• _The problem_: Take the listing and print it in full, exactly as given.

• _Source data_:

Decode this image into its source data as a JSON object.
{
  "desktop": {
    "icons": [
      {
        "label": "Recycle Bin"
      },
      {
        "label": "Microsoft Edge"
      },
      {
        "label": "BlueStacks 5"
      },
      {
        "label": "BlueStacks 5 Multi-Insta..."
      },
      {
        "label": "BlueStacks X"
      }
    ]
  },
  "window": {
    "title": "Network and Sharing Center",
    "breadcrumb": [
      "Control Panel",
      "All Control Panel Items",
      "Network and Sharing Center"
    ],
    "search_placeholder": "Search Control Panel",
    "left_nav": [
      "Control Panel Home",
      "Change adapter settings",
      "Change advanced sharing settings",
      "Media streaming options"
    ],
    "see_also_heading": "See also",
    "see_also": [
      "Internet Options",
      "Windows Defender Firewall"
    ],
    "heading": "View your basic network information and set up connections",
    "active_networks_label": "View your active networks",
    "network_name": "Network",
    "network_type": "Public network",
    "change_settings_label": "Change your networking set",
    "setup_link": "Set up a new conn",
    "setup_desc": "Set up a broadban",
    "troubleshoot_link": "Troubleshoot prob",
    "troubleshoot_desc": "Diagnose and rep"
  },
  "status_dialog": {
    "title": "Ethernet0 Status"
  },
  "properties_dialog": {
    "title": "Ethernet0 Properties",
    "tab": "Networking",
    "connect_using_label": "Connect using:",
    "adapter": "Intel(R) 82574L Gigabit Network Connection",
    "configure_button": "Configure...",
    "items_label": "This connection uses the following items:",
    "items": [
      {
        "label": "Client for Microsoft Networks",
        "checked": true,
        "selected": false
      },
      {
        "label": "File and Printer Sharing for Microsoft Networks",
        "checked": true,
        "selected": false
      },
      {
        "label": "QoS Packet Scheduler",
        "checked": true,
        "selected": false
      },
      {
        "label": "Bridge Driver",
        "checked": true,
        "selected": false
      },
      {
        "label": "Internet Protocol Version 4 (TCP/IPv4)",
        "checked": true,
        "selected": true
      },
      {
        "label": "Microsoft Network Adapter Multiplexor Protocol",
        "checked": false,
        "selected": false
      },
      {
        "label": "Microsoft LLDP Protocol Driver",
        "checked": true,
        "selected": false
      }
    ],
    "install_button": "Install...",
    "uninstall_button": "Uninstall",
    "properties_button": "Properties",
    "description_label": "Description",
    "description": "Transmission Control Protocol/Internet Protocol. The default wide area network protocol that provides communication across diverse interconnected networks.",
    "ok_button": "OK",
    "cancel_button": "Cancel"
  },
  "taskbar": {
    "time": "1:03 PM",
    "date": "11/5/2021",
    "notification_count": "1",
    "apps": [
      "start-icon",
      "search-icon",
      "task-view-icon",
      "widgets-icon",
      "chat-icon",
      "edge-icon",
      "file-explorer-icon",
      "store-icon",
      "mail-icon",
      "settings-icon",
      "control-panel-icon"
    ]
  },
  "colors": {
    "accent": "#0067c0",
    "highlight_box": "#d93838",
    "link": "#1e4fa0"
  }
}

• _Response to the task_:
Decode this image into its source data as a JSON object.
{
  "desktop": {
    "icons": [
      {
        "label": "Recycle Bin"
      },
      {
        "label": "Microsoft Edge"
      },
      {
        "label": "BlueStacks 5"
      },
      {
        "label": "BlueStacks 5 Multi-Insta..."
      },
      {
        "label": "BlueStacks X"
      }
    ]
  },
  "window": {
    "title": "Network and Sharing Center",
    "breadcrumb": [
      "Control Panel",
      "All Control Panel Items",
      "Network and Sharing Center"
    ],
    "search_placeholder": "Search Control Panel",
    "left_nav": [
      "Control Panel Home",
      "Change adapter settings",
      "Change advanced sharing settings",
      "Media streaming options"
    ],
    "see_also_heading": "See also",
    "see_also": [
      "Internet Options",
      "Windows Defender Firewall"
    ],
    "heading": "View your basic network information and set up connections",
    "active_networks_label": "View your active networks",
    "network_name": "Network",
    "network_type": "Public network",
    "change_settings_label": "Change your networking set",
    "setup_link": "Set up a new conn",
    "setup_desc": "Set up a broadban",
    "troubleshoot_link": "Troubleshoot prob",
    "troubleshoot_desc": "Diagnose and rep"
  },
  "status_dialog": {
    "title": "Ethernet0 Status"
  },
  "properties_dialog": {
    "title": "Ethernet0 Properties",
    "tab": "Networking",
    "connect_using_label": "Connect using:",
    "adapter": "Intel(R) 82574L Gigabit Network Connection",
    "configure_button": "Configure...",
    "items_label": "This connection uses the following items:",
    "items": [
      {
        "label": "Client for Microsoft Networks",
        "checked": true,
        "selected": false
      },
      {
        "label": "File and Printer Sharing for Microsoft Networks",
        "checked": true,
        "selected": false
      },
      {
        "label": "QoS Packet Scheduler",
        "checked": true,
        "selected": false
      },
      {
        "label": "Bridge Driver",
        "checked": true,
        "selected": false
      },
      {
        "label": "Internet Protocol Version 4 (TCP/IPv4)",
        "checked": true,
        "selected": true
      },
      {
        "label": "Microsoft Network Adapter Multiplexor Protocol",
        "checked": false,
        "selected": false
      },
      {
        "label": "Microsoft LLDP Protocol Driver",
        "checked": true,
        "selected": false
      }
    ],
    "install_button": "Install...",
    "uninstall_button": "Uninstall",
    "properties_button": "Properties",
    "description_label": "Description",
    "description": "Transmission Control Protocol/Internet Protocol. The default wide area network protocol that provides communication across diverse interconnected networks.",
    "ok_button": "OK",
    "cancel_button": "Cancel"
  },
  "taskbar": {
    "time": "1:03 PM",
    "date": "11/5/2021",
    "notification_count": "1",
    "apps": [
      "start-icon",
      "search-icon",
      "task-view-icon",
      "widgets-icon",
      "chat-icon",
      "edge-icon",
      "file-explorer-icon",
      "store-icon",
      "mail-icon",
      "settings-icon",
      "control-panel-icon"
    ]
  },
  "colors": {
    "accent": "#0067c0",
    "highlight_box": "#d93838",
    "link": "#1e4fa0"
  }
}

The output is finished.